AIM OF THE EXERCISE>
Restate the data below word for word. Skip any images it contains.

DATASET ROWS>

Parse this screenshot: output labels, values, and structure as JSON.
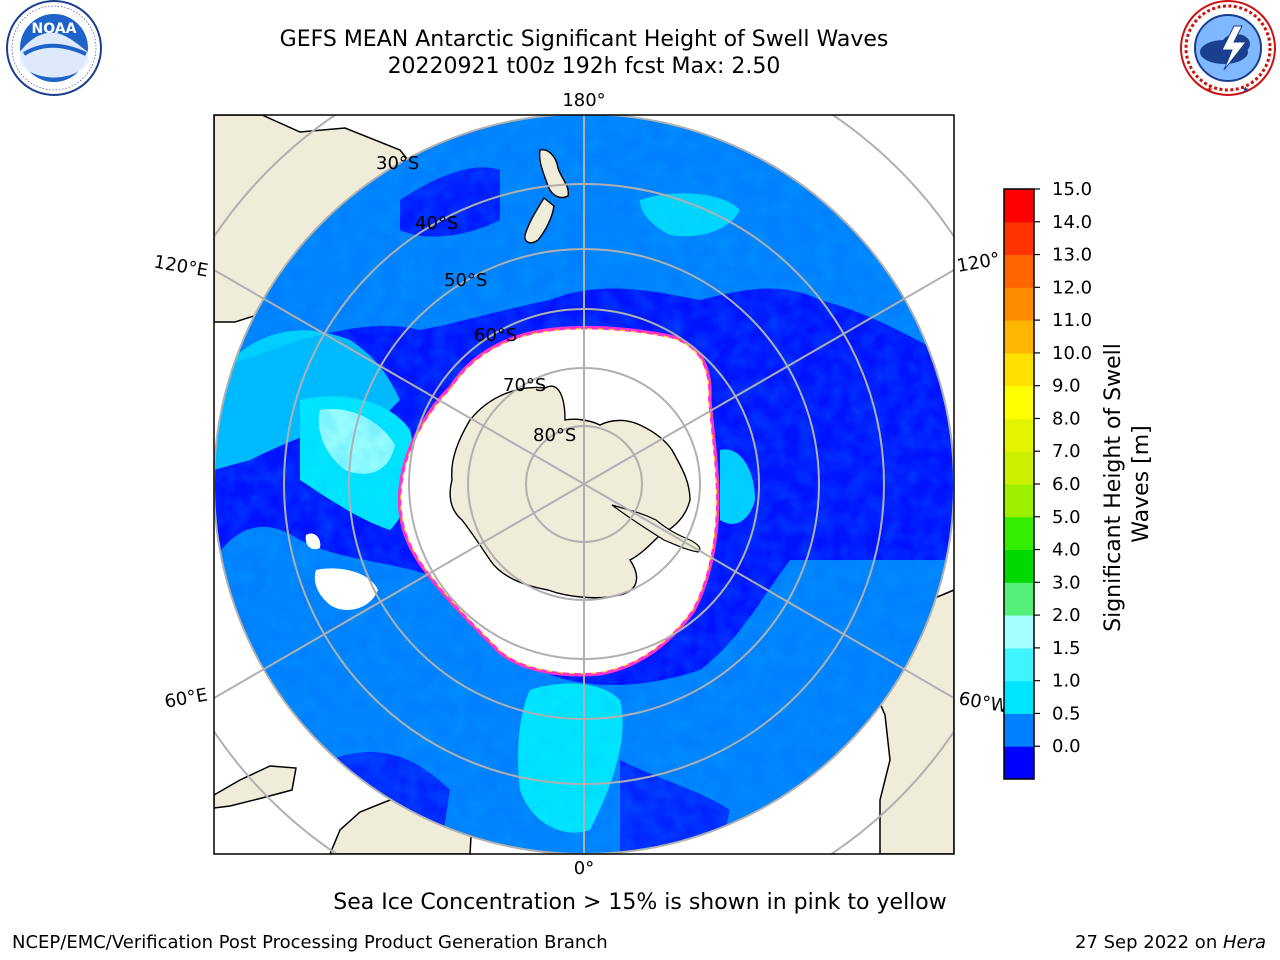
{
  "title_line1": "GEFS MEAN Antarctic Significant Height of Swell Waves",
  "title_line2": "20220921 t00z 192h fcst   Max: 2.50",
  "caption": "Sea Ice Concentration > 15% is shown in pink to yellow",
  "footer_left": "NCEP/EMC/Verification Post Processing Product Generation Branch",
  "footer_date": "27 Sep 2022 on ",
  "footer_host": "Hera",
  "map": {
    "lon_labels": [
      "180°",
      "120°E",
      "120°",
      "60°E",
      "60°W",
      "0°"
    ],
    "lat_labels": [
      "30°S",
      "40°S",
      "50°S",
      "60°S",
      "70°S",
      "80°S"
    ]
  },
  "colorbar": {
    "label": "Significant Height of Swell Waves [m]",
    "label_line1": "Significant Height of Swell",
    "label_line2": "Waves [m]",
    "ticks": [
      "15.0",
      "14.0",
      "13.0",
      "12.0",
      "11.0",
      "10.0",
      "9.0",
      "8.0",
      "7.0",
      "6.0",
      "5.0",
      "4.0",
      "3.0",
      "2.0",
      "1.5",
      "1.0",
      "0.5",
      "0.0"
    ],
    "colors": [
      "#0000ff",
      "#0080ff",
      "#00e5ff",
      "#3ff4ff",
      "#a6ffff",
      "#55f07a",
      "#00d900",
      "#33ee00",
      "#9ff000",
      "#ccf000",
      "#e5f500",
      "#ffff00",
      "#ffe000",
      "#ffb600",
      "#ff8c00",
      "#ff6600",
      "#ff3300",
      "#ff0000"
    ]
  },
  "logos": {
    "noaa": "NOAA",
    "noaa_ring": "NATIONAL OCEANIC AND ATMOSPHERIC ADMINISTRATION · U.S. DEPARTMENT OF COMMERCE",
    "nws_ring": "NATIONAL WEATHER SERVICE"
  }
}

SOLUTION FOR THIS PROBLEM>
Parse this screenshot: output labels, values, and structure as JSON.
{
  "title_line1": "GEFS MEAN Antarctic Significant Height of Swell Waves",
  "title_line2": "20220921 t00z 192h fcst   Max: 2.50",
  "caption": "Sea Ice Concentration > 15% is shown in pink to yellow",
  "footer_left": "NCEP/EMC/Verification Post Processing Product Generation Branch",
  "footer_date": "27 Sep 2022 on ",
  "footer_host": "Hera",
  "map": {
    "lon_labels": [
      "180°",
      "120°E",
      "120°",
      "60°E",
      "60°W",
      "0°"
    ],
    "lat_labels": [
      "30°S",
      "40°S",
      "50°S",
      "60°S",
      "70°S",
      "80°S"
    ]
  },
  "colorbar": {
    "label": "Significant Height of Swell Waves [m]",
    "label_line1": "Significant Height of Swell",
    "label_line2": "Waves [m]",
    "ticks": [
      "15.0",
      "14.0",
      "13.0",
      "12.0",
      "11.0",
      "10.0",
      "9.0",
      "8.0",
      "7.0",
      "6.0",
      "5.0",
      "4.0",
      "3.0",
      "2.0",
      "1.5",
      "1.0",
      "0.5",
      "0.0"
    ],
    "colors": [
      "#0000ff",
      "#0080ff",
      "#00e5ff",
      "#3ff4ff",
      "#a6ffff",
      "#55f07a",
      "#00d900",
      "#33ee00",
      "#9ff000",
      "#ccf000",
      "#e5f500",
      "#ffff00",
      "#ffe000",
      "#ffb600",
      "#ff8c00",
      "#ff6600",
      "#ff3300",
      "#ff0000"
    ]
  },
  "logos": {
    "noaa": "NOAA",
    "noaa_ring": "NATIONAL OCEANIC AND ATMOSPHERIC ADMINISTRATION · U.S. DEPARTMENT OF COMMERCE",
    "nws_ring": "NATIONAL WEATHER SERVICE"
  }
}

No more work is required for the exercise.